■ **Given instruction**:
Find every line in the records below that contains the word "style", and copy each such line.

■ **Record excerpts**:
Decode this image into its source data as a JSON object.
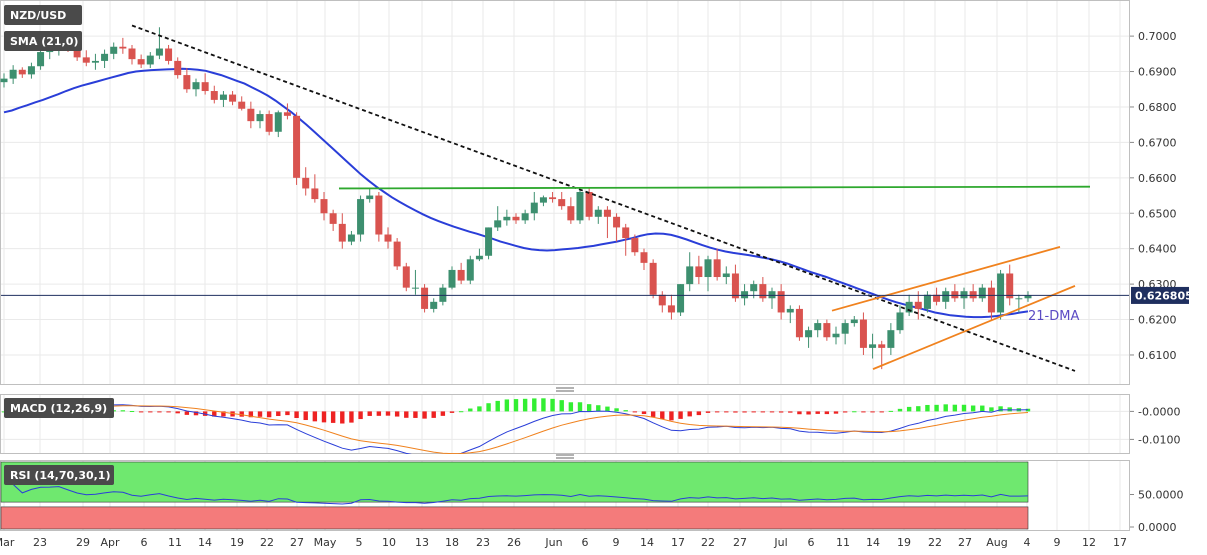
{
  "chart_data": {
    "type": "candlestick",
    "symbol": "NZD/USD",
    "indicator_label": "SMA (21,0)",
    "annotation": "21-DMA",
    "current_price": "0.626805",
    "y_ticks": [
      "0.7000",
      "0.6900",
      "0.6800",
      "0.6700",
      "0.6600",
      "0.6500",
      "0.6400",
      "0.6300",
      "0.6200",
      "0.6100"
    ],
    "ylim": [
      0.6035,
      0.7085
    ],
    "x_ticks": [
      "Mar",
      "23",
      "29",
      "Apr",
      "6",
      "11",
      "14",
      "19",
      "22",
      "27",
      "May",
      "5",
      "10",
      "13",
      "18",
      "23",
      "26",
      "Jun",
      "6",
      "9",
      "14",
      "17",
      "22",
      "27",
      "Jul",
      "6",
      "11",
      "14",
      "19",
      "22",
      "27",
      "Aug",
      "4",
      "9",
      "12",
      "17"
    ],
    "candles": [
      [
        0.687,
        0.6895,
        0.6855,
        0.688
      ],
      [
        0.688,
        0.6918,
        0.6865,
        0.6905
      ],
      [
        0.6905,
        0.6912,
        0.6882,
        0.6892
      ],
      [
        0.6892,
        0.6925,
        0.688,
        0.6915
      ],
      [
        0.6915,
        0.6962,
        0.6905,
        0.6955
      ],
      [
        0.6955,
        0.6975,
        0.6935,
        0.696
      ],
      [
        0.696,
        0.699,
        0.6945,
        0.698
      ],
      [
        0.698,
        0.6995,
        0.6955,
        0.6962
      ],
      [
        0.6962,
        0.6985,
        0.693,
        0.694
      ],
      [
        0.694,
        0.696,
        0.6915,
        0.6925
      ],
      [
        0.6925,
        0.695,
        0.6905,
        0.693
      ],
      [
        0.693,
        0.6962,
        0.691,
        0.695
      ],
      [
        0.695,
        0.6982,
        0.6935,
        0.697
      ],
      [
        0.697,
        0.6995,
        0.695,
        0.6965
      ],
      [
        0.6965,
        0.6975,
        0.692,
        0.6935
      ],
      [
        0.6935,
        0.6948,
        0.691,
        0.692
      ],
      [
        0.692,
        0.6955,
        0.691,
        0.6945
      ],
      [
        0.6945,
        0.7025,
        0.6935,
        0.6965
      ],
      [
        0.6965,
        0.6975,
        0.692,
        0.693
      ],
      [
        0.693,
        0.694,
        0.688,
        0.689
      ],
      [
        0.689,
        0.691,
        0.684,
        0.685
      ],
      [
        0.685,
        0.688,
        0.683,
        0.687
      ],
      [
        0.687,
        0.6895,
        0.6835,
        0.6845
      ],
      [
        0.6845,
        0.686,
        0.681,
        0.682
      ],
      [
        0.682,
        0.6845,
        0.68,
        0.6835
      ],
      [
        0.6835,
        0.6845,
        0.6805,
        0.6815
      ],
      [
        0.6815,
        0.683,
        0.679,
        0.6795
      ],
      [
        0.6795,
        0.6815,
        0.674,
        0.676
      ],
      [
        0.676,
        0.679,
        0.674,
        0.678
      ],
      [
        0.678,
        0.679,
        0.672,
        0.673
      ],
      [
        0.673,
        0.679,
        0.6715,
        0.6785
      ],
      [
        0.6785,
        0.681,
        0.6765,
        0.6775
      ],
      [
        0.6775,
        0.6785,
        0.658,
        0.66
      ],
      [
        0.66,
        0.663,
        0.655,
        0.657
      ],
      [
        0.657,
        0.661,
        0.653,
        0.654
      ],
      [
        0.654,
        0.656,
        0.648,
        0.65
      ],
      [
        0.65,
        0.651,
        0.645,
        0.647
      ],
      [
        0.647,
        0.65,
        0.64,
        0.642
      ],
      [
        0.642,
        0.645,
        0.641,
        0.644
      ],
      [
        0.644,
        0.655,
        0.642,
        0.654
      ],
      [
        0.654,
        0.657,
        0.653,
        0.655
      ],
      [
        0.655,
        0.656,
        0.642,
        0.644
      ],
      [
        0.644,
        0.646,
        0.64,
        0.642
      ],
      [
        0.642,
        0.643,
        0.634,
        0.635
      ],
      [
        0.635,
        0.636,
        0.628,
        0.629
      ],
      [
        0.629,
        0.634,
        0.627,
        0.629
      ],
      [
        0.629,
        0.63,
        0.622,
        0.623
      ],
      [
        0.623,
        0.626,
        0.622,
        0.625
      ],
      [
        0.625,
        0.63,
        0.624,
        0.629
      ],
      [
        0.629,
        0.635,
        0.6285,
        0.634
      ],
      [
        0.634,
        0.636,
        0.63,
        0.631
      ],
      [
        0.631,
        0.638,
        0.63,
        0.637
      ],
      [
        0.637,
        0.64,
        0.6365,
        0.638
      ],
      [
        0.638,
        0.646,
        0.637,
        0.646
      ],
      [
        0.646,
        0.652,
        0.645,
        0.648
      ],
      [
        0.648,
        0.651,
        0.6465,
        0.649
      ],
      [
        0.649,
        0.65,
        0.647,
        0.648
      ],
      [
        0.648,
        0.651,
        0.647,
        0.65
      ],
      [
        0.65,
        0.656,
        0.648,
        0.653
      ],
      [
        0.653,
        0.655,
        0.652,
        0.6545
      ],
      [
        0.6545,
        0.656,
        0.653,
        0.654
      ],
      [
        0.654,
        0.656,
        0.651,
        0.652
      ],
      [
        0.652,
        0.6545,
        0.647,
        0.648
      ],
      [
        0.648,
        0.657,
        0.647,
        0.656
      ],
      [
        0.656,
        0.657,
        0.648,
        0.649
      ],
      [
        0.649,
        0.652,
        0.647,
        0.651
      ],
      [
        0.651,
        0.652,
        0.643,
        0.649
      ],
      [
        0.649,
        0.65,
        0.642,
        0.646
      ],
      [
        0.646,
        0.647,
        0.638,
        0.643
      ],
      [
        0.643,
        0.644,
        0.638,
        0.639
      ],
      [
        0.639,
        0.64,
        0.634,
        0.636
      ],
      [
        0.636,
        0.637,
        0.626,
        0.627
      ],
      [
        0.627,
        0.628,
        0.622,
        0.624
      ],
      [
        0.624,
        0.627,
        0.62,
        0.622
      ],
      [
        0.622,
        0.63,
        0.621,
        0.63
      ],
      [
        0.63,
        0.639,
        0.628,
        0.635
      ],
      [
        0.635,
        0.638,
        0.63,
        0.632
      ],
      [
        0.632,
        0.638,
        0.628,
        0.637
      ],
      [
        0.637,
        0.64,
        0.631,
        0.632
      ],
      [
        0.632,
        0.635,
        0.63,
        0.633
      ],
      [
        0.633,
        0.6355,
        0.625,
        0.626
      ],
      [
        0.626,
        0.63,
        0.624,
        0.628
      ],
      [
        0.628,
        0.631,
        0.626,
        0.63
      ],
      [
        0.63,
        0.632,
        0.625,
        0.626
      ],
      [
        0.626,
        0.629,
        0.623,
        0.628
      ],
      [
        0.628,
        0.63,
        0.62,
        0.622
      ],
      [
        0.622,
        0.624,
        0.619,
        0.623
      ],
      [
        0.623,
        0.624,
        0.614,
        0.615
      ],
      [
        0.615,
        0.618,
        0.612,
        0.617
      ],
      [
        0.617,
        0.62,
        0.615,
        0.619
      ],
      [
        0.619,
        0.62,
        0.614,
        0.615
      ],
      [
        0.615,
        0.618,
        0.613,
        0.616
      ],
      [
        0.616,
        0.62,
        0.613,
        0.619
      ],
      [
        0.619,
        0.621,
        0.618,
        0.62
      ],
      [
        0.62,
        0.622,
        0.61,
        0.612
      ],
      [
        0.612,
        0.616,
        0.609,
        0.613
      ],
      [
        0.613,
        0.614,
        0.606,
        0.612
      ],
      [
        0.612,
        0.619,
        0.61,
        0.617
      ],
      [
        0.617,
        0.624,
        0.616,
        0.622
      ],
      [
        0.622,
        0.627,
        0.621,
        0.625
      ],
      [
        0.625,
        0.628,
        0.62,
        0.623
      ],
      [
        0.623,
        0.628,
        0.622,
        0.627
      ],
      [
        0.627,
        0.629,
        0.624,
        0.625
      ],
      [
        0.625,
        0.629,
        0.623,
        0.628
      ],
      [
        0.628,
        0.63,
        0.625,
        0.626
      ],
      [
        0.626,
        0.629,
        0.623,
        0.628
      ],
      [
        0.628,
        0.63,
        0.625,
        0.626
      ],
      [
        0.626,
        0.63,
        0.625,
        0.629
      ],
      [
        0.629,
        0.631,
        0.62,
        0.622
      ],
      [
        0.622,
        0.634,
        0.62,
        0.633
      ],
      [
        0.633,
        0.6355,
        0.624,
        0.626
      ],
      [
        0.626,
        0.627,
        0.622,
        0.626
      ],
      [
        0.626,
        0.628,
        0.625,
        0.6268
      ]
    ],
    "sma21": [
      0.6785,
      0.679,
      0.6798,
      0.6805,
      0.6813,
      0.682,
      0.6828,
      0.6836,
      0.6845,
      0.6853,
      0.686,
      0.6866,
      0.6872,
      0.6878,
      0.6884,
      0.689,
      0.6896,
      0.69,
      0.6902,
      0.6904,
      0.6905,
      0.6906,
      0.6907,
      0.6908,
      0.6907,
      0.6905,
      0.6902,
      0.6896,
      0.689,
      0.6882,
      0.6874,
      0.6866,
      0.6855,
      0.6844,
      0.6832,
      0.6818,
      0.6802,
      0.6786,
      0.6768,
      0.675,
      0.673,
      0.671,
      0.669,
      0.667,
      0.665,
      0.663,
      0.661,
      0.6592,
      0.6575,
      0.656,
      0.6545,
      0.6532,
      0.652,
      0.6508,
      0.6497,
      0.6487,
      0.6478,
      0.647,
      0.6462,
      0.6455,
      0.6448,
      0.6442,
      0.6435,
      0.6428,
      0.642,
      0.6414,
      0.6408,
      0.6402,
      0.6398,
      0.6396,
      0.6395,
      0.6396,
      0.6398,
      0.64,
      0.6402,
      0.6405,
      0.6408,
      0.6412,
      0.6416,
      0.642,
      0.6425,
      0.643,
      0.6436,
      0.6441,
      0.6443,
      0.6442,
      0.6439,
      0.6433,
      0.6426,
      0.6418,
      0.641,
      0.6403,
      0.6397,
      0.6392,
      0.6388,
      0.6385,
      0.6382,
      0.6378,
      0.6374,
      0.637,
      0.6364,
      0.6358,
      0.635,
      0.6342,
      0.6334,
      0.6327,
      0.632,
      0.6312,
      0.6304,
      0.6296,
      0.6288,
      0.628,
      0.6272,
      0.6264,
      0.6256,
      0.6249,
      0.6243,
      0.6237,
      0.6232,
      0.6226,
      0.622,
      0.6216,
      0.6212,
      0.621,
      0.6208,
      0.6207,
      0.6207,
      0.6208,
      0.621,
      0.6213,
      0.6216,
      0.622,
      0.6223
    ],
    "trend_lines": [
      {
        "style": "dashed",
        "from": [
          "Apr 3",
          0.703
        ],
        "to": [
          "Aug 10",
          0.6055
        ]
      },
      {
        "style": "green",
        "from": [
          "May 3",
          0.657
        ],
        "to": [
          "Aug 12",
          0.6575
        ]
      },
      {
        "style": "orange",
        "from": [
          "Jul 14",
          0.606
        ],
        "to": [
          "Aug 10",
          0.6295
        ]
      },
      {
        "style": "orange",
        "from": [
          "Jul 8",
          0.6225
        ],
        "to": [
          "Aug 6",
          0.6405
        ]
      }
    ],
    "macd": {
      "label": "MACD (12,26,9)",
      "y_ticks": [
        "-0.0000",
        "-0.0100"
      ],
      "ylim": [
        -0.0145,
        0.0055
      ]
    },
    "rsi": {
      "label": "RSI (14,70,30,1)",
      "y_ticks": [
        "50.0000",
        "0.0000"
      ],
      "ylim": [
        0,
        100
      ]
    }
  }
}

■ **Worked solution**:
        "style": "dashed",
        "style": "green",
        "style": "orange",
        "style": "orange",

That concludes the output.